Data rows
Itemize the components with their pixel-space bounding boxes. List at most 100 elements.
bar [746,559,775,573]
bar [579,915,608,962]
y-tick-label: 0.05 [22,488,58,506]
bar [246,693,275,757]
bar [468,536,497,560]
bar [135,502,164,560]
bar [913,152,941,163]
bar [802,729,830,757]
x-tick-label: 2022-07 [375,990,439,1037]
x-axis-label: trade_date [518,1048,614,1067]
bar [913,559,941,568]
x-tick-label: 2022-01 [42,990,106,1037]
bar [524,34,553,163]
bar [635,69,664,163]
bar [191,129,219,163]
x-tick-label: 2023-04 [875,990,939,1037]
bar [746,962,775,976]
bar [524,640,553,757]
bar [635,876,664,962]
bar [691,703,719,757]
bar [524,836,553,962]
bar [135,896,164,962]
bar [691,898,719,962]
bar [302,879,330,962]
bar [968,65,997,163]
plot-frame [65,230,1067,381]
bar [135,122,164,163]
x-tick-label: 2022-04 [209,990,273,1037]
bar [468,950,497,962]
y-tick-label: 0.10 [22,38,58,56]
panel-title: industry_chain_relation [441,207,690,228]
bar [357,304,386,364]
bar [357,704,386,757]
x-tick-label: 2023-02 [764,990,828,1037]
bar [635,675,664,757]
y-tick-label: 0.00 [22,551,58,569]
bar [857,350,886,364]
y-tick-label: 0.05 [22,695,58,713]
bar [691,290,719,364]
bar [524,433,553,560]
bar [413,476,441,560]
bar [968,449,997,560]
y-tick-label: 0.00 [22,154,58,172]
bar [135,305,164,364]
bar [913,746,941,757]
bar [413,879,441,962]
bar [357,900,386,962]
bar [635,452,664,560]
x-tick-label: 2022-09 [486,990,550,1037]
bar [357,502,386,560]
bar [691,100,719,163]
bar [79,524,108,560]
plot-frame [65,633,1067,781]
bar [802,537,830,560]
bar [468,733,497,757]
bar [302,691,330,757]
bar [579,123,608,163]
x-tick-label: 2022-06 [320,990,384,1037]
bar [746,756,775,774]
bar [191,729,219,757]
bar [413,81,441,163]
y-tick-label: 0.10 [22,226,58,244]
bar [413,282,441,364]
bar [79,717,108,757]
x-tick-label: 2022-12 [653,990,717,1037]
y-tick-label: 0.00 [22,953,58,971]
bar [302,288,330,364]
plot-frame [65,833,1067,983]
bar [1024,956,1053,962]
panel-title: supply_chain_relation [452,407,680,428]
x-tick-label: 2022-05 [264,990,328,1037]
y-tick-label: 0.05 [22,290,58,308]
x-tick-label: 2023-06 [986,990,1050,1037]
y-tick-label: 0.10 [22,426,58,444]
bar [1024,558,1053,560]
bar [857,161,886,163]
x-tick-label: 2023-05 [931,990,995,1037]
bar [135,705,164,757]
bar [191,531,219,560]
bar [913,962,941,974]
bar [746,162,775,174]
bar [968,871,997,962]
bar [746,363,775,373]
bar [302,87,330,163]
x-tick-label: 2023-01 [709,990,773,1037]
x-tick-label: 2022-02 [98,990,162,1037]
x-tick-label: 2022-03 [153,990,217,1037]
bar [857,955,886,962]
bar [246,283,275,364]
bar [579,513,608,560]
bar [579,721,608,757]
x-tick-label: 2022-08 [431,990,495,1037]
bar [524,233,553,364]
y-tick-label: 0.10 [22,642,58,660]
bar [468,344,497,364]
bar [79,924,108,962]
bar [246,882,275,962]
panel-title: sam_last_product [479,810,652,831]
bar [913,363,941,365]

THE PROBLEM: Switch "trade_date" to "trading_date" in the rows from the first row through the line with "bar [191,129,219,163]", inclusive. Leave everything else unchanged, and output only those lines.

TASK SOLUTION:
Itemize the components with their pixel-space bounding boxes. List at most 100 elements.
bar [746,559,775,573]
bar [579,915,608,962]
y-tick-label: 0.05 [22,488,58,506]
bar [246,693,275,757]
bar [468,536,497,560]
bar [135,502,164,560]
bar [913,152,941,163]
bar [802,729,830,757]
x-tick-label: 2022-07 [375,990,439,1037]
x-axis-label: trading_date [518,1048,614,1067]
bar [913,559,941,568]
x-tick-label: 2022-01 [42,990,106,1037]
bar [524,34,553,163]
bar [635,69,664,163]
bar [191,129,219,163]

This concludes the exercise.